## Given problem
Copy the material word for word, from its first line through the line containing "diamond-bullet-icon: ◆: [493, 277, 502, 290]", with both of those lines included.

**** Excerpted data

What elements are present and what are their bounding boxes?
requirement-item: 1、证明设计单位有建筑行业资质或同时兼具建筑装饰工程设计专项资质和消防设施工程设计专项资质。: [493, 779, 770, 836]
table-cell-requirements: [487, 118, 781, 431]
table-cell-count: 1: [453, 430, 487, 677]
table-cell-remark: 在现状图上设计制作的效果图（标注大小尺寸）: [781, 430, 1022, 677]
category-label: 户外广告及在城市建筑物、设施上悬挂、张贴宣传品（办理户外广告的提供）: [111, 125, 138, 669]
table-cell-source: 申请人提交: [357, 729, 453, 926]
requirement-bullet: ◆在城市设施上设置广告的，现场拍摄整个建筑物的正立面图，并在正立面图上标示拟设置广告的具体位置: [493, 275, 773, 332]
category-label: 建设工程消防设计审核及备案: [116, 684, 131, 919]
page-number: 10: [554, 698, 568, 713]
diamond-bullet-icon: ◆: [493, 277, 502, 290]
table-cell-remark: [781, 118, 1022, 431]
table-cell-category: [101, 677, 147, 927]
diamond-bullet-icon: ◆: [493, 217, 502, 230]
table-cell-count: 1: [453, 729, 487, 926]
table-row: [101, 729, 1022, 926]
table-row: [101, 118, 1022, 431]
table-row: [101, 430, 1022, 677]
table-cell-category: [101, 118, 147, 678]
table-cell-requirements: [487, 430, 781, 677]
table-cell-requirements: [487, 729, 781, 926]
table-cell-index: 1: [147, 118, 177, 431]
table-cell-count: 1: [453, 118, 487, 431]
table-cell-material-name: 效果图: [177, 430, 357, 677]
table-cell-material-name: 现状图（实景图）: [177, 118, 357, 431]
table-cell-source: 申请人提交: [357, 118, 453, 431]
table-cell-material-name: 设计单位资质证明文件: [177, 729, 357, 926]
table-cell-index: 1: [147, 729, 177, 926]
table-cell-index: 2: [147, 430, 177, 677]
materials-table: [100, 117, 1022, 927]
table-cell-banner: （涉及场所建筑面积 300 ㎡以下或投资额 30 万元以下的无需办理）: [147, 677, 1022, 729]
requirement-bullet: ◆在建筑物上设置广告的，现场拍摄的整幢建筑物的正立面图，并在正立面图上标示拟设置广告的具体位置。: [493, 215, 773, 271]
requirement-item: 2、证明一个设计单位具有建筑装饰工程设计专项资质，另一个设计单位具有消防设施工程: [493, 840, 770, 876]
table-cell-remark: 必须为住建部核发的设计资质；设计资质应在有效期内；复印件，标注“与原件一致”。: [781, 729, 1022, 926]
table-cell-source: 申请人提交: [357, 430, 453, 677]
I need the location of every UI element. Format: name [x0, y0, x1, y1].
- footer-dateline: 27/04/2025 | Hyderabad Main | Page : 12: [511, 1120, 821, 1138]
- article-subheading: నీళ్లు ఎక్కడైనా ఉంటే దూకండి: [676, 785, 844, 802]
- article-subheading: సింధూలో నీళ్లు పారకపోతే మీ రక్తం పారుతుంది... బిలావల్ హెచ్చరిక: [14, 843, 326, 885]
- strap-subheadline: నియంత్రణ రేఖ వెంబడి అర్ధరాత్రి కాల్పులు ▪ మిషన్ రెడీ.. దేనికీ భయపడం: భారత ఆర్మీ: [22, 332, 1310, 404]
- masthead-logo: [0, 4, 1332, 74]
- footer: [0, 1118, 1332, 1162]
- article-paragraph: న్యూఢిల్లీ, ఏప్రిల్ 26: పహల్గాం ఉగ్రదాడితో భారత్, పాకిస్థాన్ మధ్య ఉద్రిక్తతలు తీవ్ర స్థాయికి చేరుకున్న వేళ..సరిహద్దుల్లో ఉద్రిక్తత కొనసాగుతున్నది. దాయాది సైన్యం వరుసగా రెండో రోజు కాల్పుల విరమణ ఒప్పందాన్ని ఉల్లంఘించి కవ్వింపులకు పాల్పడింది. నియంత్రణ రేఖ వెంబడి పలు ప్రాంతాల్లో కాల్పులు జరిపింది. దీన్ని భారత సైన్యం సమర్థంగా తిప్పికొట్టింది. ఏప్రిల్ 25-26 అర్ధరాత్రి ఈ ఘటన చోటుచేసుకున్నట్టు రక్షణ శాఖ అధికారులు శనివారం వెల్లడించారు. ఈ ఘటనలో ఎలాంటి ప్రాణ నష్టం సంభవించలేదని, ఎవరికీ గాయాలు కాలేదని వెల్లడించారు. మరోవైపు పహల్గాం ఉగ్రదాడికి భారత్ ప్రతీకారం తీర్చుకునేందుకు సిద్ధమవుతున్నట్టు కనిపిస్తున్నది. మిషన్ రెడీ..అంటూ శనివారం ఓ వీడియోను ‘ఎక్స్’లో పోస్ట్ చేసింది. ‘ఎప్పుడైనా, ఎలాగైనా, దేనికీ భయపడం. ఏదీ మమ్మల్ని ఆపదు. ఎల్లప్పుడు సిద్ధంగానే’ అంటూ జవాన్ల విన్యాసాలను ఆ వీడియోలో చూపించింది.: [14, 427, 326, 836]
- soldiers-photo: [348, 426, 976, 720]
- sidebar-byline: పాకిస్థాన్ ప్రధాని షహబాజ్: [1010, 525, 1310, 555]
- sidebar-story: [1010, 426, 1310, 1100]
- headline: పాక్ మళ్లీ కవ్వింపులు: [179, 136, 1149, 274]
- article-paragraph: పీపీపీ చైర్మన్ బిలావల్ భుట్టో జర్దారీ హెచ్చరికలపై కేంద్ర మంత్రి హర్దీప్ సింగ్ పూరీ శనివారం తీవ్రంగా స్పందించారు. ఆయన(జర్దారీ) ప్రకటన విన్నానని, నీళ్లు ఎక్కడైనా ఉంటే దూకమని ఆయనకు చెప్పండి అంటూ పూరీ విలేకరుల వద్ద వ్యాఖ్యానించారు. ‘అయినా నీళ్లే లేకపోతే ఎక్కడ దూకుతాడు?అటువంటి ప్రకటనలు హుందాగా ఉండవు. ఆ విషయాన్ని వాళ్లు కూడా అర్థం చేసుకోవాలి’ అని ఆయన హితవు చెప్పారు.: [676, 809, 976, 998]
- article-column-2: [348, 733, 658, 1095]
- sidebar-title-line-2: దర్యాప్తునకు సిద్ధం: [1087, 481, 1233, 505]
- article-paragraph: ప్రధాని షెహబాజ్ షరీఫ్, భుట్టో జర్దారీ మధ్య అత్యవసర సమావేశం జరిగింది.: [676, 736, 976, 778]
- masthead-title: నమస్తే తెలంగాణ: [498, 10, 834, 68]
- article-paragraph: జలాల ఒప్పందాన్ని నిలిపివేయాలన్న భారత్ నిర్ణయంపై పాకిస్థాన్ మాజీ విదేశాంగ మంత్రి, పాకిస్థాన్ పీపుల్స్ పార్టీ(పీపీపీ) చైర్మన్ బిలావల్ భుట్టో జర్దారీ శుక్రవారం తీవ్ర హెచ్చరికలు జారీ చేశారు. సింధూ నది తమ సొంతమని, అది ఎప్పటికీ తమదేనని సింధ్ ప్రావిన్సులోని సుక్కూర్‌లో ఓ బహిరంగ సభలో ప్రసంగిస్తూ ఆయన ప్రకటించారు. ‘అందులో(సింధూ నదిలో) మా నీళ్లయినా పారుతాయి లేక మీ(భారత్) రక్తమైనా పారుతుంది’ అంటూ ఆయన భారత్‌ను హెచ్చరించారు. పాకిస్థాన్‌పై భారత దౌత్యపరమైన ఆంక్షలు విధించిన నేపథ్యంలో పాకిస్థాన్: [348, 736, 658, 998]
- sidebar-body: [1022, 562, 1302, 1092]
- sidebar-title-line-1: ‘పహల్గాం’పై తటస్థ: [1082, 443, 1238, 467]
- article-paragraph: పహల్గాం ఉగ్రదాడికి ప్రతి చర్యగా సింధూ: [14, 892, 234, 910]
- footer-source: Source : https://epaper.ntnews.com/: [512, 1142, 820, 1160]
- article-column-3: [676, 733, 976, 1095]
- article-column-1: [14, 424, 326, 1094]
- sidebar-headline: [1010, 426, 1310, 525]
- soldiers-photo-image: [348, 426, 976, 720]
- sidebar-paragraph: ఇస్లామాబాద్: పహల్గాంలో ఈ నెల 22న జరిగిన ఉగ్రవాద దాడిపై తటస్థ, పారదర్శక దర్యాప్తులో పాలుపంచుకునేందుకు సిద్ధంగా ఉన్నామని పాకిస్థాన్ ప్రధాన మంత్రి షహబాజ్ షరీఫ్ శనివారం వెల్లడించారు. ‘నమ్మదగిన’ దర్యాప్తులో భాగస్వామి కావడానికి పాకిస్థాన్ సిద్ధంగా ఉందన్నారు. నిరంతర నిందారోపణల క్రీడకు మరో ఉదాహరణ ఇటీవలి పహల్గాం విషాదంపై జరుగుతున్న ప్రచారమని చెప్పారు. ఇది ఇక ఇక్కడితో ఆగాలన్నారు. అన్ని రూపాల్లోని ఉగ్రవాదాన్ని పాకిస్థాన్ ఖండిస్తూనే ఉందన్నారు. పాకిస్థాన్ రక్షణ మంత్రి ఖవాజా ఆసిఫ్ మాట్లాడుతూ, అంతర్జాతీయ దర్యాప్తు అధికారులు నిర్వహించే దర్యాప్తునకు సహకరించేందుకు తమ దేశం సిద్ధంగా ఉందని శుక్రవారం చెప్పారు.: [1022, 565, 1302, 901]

********

## Complete response
What elements are present and what are their bounding boxes?
requirement-item: 1、证明设计单位有建筑行业资质或同时兼具建筑装饰工程设计专项资质和消防设施工程设计专项资质。: [493, 779, 770, 836]
table-cell-requirements: [487, 118, 781, 431]
table-cell-count: 1: [453, 430, 487, 677]
table-cell-remark: 在现状图上设计制作的效果图（标注大小尺寸）: [781, 430, 1022, 677]
category-label: 户外广告及在城市建筑物、设施上悬挂、张贴宣传品（办理户外广告的提供）: [111, 125, 138, 669]
table-cell-source: 申请人提交: [357, 729, 453, 926]
requirement-bullet: ◆在城市设施上设置广告的，现场拍摄整个建筑物的正立面图，并在正立面图上标示拟设置广告的具体位置: [493, 275, 773, 332]
category-label: 建设工程消防设计审核及备案: [116, 684, 131, 919]
page-number: 10: [554, 698, 568, 713]
diamond-bullet-icon: ◆: [493, 277, 502, 290]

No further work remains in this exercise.